[THE REQUEST]
Return the whole listing exactly as it stands.

Dataset entries:

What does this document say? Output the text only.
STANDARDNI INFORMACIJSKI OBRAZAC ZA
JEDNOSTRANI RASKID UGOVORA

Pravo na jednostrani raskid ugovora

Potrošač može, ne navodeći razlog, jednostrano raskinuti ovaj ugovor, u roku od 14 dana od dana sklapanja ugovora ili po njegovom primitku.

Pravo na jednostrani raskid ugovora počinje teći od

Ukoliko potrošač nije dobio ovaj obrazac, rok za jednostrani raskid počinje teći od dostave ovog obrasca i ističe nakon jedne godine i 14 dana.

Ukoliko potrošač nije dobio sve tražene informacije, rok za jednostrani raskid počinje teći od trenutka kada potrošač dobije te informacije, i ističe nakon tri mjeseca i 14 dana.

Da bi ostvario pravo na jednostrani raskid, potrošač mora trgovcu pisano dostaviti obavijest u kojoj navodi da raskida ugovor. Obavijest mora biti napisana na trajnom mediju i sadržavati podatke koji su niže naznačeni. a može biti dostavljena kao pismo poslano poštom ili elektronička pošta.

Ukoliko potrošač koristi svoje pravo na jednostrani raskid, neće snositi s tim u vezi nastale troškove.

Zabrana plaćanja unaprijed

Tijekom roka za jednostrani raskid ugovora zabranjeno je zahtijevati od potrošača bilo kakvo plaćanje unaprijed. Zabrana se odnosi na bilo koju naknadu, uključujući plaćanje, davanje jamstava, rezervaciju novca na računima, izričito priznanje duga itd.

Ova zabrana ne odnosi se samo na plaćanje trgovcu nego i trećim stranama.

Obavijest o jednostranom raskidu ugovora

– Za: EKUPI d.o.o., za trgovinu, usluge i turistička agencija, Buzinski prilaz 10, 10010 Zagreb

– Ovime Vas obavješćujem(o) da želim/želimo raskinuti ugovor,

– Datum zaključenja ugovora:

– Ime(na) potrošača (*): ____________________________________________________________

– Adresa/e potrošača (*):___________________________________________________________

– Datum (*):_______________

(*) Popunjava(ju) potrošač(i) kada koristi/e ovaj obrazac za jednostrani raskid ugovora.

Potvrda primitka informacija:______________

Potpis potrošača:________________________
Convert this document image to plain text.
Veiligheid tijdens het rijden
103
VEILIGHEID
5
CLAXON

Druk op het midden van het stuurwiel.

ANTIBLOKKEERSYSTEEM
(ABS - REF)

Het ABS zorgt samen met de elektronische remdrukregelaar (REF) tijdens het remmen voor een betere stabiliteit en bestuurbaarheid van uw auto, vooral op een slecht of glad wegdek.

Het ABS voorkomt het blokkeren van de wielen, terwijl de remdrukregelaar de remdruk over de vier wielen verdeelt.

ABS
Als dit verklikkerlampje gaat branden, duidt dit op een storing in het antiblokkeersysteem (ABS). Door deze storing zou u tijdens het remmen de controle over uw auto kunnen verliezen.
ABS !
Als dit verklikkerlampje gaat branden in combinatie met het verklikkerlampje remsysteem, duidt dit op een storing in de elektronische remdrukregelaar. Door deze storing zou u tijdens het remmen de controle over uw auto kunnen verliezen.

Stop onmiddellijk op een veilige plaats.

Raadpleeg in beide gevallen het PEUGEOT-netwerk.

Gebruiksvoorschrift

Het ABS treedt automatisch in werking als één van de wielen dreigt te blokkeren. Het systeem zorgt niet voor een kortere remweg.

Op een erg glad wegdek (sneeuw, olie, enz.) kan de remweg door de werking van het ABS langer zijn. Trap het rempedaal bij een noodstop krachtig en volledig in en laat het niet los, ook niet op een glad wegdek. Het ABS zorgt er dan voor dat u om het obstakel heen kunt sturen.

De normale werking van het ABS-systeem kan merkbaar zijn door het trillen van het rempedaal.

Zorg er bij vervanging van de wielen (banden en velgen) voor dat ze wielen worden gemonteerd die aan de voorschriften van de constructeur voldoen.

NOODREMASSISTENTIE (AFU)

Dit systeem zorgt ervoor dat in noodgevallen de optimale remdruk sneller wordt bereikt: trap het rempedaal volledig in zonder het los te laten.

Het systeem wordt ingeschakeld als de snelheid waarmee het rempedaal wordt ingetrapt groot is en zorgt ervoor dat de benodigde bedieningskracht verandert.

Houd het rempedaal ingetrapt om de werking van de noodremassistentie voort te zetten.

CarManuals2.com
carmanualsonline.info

[SOLUTION FOR THIS EXERCISE]
What does this document say? Output the text only.
STANDARDNI INFORMACIJSKI OBRAZAC ZA
JEDNOSTRANI RASKID UGOVORA

Pravo na jednostrani raskid ugovora

Potrošač može, ne navodeći razlog, jednostrano raskinuti ovaj ugovor, u roku od 14 dana od dana sklapanja ugovora ili po njegovom primitku.

Pravo na jednostrani raskid ugovora počinje teći od

Ukoliko potrošač nije dobio ovaj obrazac, rok za jednostrani raskid počinje teći od dostave ovog obrasca i ističe nakon jedne godine i 14 dana.

Ukoliko potrošač nije dobio sve tražene informacije, rok za jednostrani raskid počinje teći od trenutka kada potrošač dobije te informacije, i ističe nakon tri mjeseca i 14 dana.

Da bi ostvario pravo na jednostrani raskid, potrošač mora trgovcu pisano dostaviti obavijest u kojoj navodi da raskida ugovor. Obavijest mora biti napisana na trajnom mediju i sadržavati podatke koji su niže naznačeni. a može biti dostavljena kao pismo poslano poštom ili elektronička pošta.

Ukoliko potrošač koristi svoje pravo na jednostrani raskid, neće snositi s tim u vezi nastale troškove.

Zabrana plaćanja unaprijed

Tijekom roka za jednostrani raskid ugovora zabranjeno je zahtijevati od potrošača bilo kakvo plaćanje unaprijed. Zabrana se odnosi na bilo koju naknadu, uključujući plaćanje, davanje jamstava, rezervaciju novca na računima, izričito priznanje duga itd.

Ova zabrana ne odnosi se samo na plaćanje trgovcu nego i trećim stranama.

Obavijest o jednostranom raskidu ugovora

– Za: EKUPI d.o.o., za trgovinu, usluge i turistička agencija, Buzinski prilaz 10, 10010 Zagreb

– Ovime Vas obavješćujem(o) da želim/želimo raskinuti ugovor,

– Datum zaključenja ugovora:

– Ime(na) potrošača (*): ____________________________________________________________

– Adresa/e potrošača (*):___________________________________________________________

– Datum (*):_______________

(*) Popunjava(ju) potrošač(i) kada koristi/e ovaj obrazac za jednostrani raskid ugovora.

Potvrda primitka informacija:______________

Potpis potrošača:________________________
Convert this document image to plain text.
Veiligheid tijdens het rijden
103
VEILIGHEID
5
CLAXON

Druk op het midden van het stuurwiel.

ANTIBLOKKEERSYSTEEM
(ABS - REF)

Het ABS zorgt samen met de elektronische remdrukregelaar (REF) tijdens het remmen voor een betere stabiliteit en bestuurbaarheid van uw auto, vooral op een slecht of glad wegdek.

Het ABS voorkomt het blokkeren van de wielen, terwijl de remdrukregelaar de remdruk over de vier wielen verdeelt.

ABS
Als dit verklikkerlampje gaat branden, duidt dit op een storing in het antiblokkeersysteem (ABS). Door deze storing zou u tijdens het remmen de controle over uw auto kunnen verliezen.
ABS !
Als dit verklikkerlampje gaat branden in combinatie met het verklikkerlampje remsysteem, duidt dit op een storing in de elektronische remdrukregelaar. Door deze storing zou u tijdens het remmen de controle over uw auto kunnen verliezen.

Stop onmiddellijk op een veilige plaats.

Raadpleeg in beide gevallen het PEUGEOT-netwerk.

Gebruiksvoorschrift

Het ABS treedt automatisch in werking als één van de wielen dreigt te blokkeren. Het systeem zorgt niet voor een kortere remweg.

Op een erg glad wegdek (sneeuw, olie, enz.) kan de remweg door de werking van het ABS langer zijn. Trap het rempedaal bij een noodstop krachtig en volledig in en laat het niet los, ook niet op een glad wegdek. Het ABS zorgt er dan voor dat u om het obstakel heen kunt sturen.

De normale werking van het ABS-systeem kan merkbaar zijn door het trillen van het rempedaal.

Zorg er bij vervanging van de wielen (banden en velgen) voor dat ze wielen worden gemonteerd die aan de voorschriften van de constructeur voldoen.

NOODREMASSISTENTIE (AFU)

Dit systeem zorgt ervoor dat in noodgevallen de optimale remdruk sneller wordt bereikt: trap het rempedaal volledig in zonder het los te laten.

Het systeem wordt ingeschakeld als de snelheid waarmee het rempedaal wordt ingetrapt groot is en zorgt ervoor dat de benodigde bedieningskracht verandert.

Houd het rempedaal ingetrapt om de werking van de noodremassistentie voort te zetten.

CarManuals2.com
carmanualsonline.info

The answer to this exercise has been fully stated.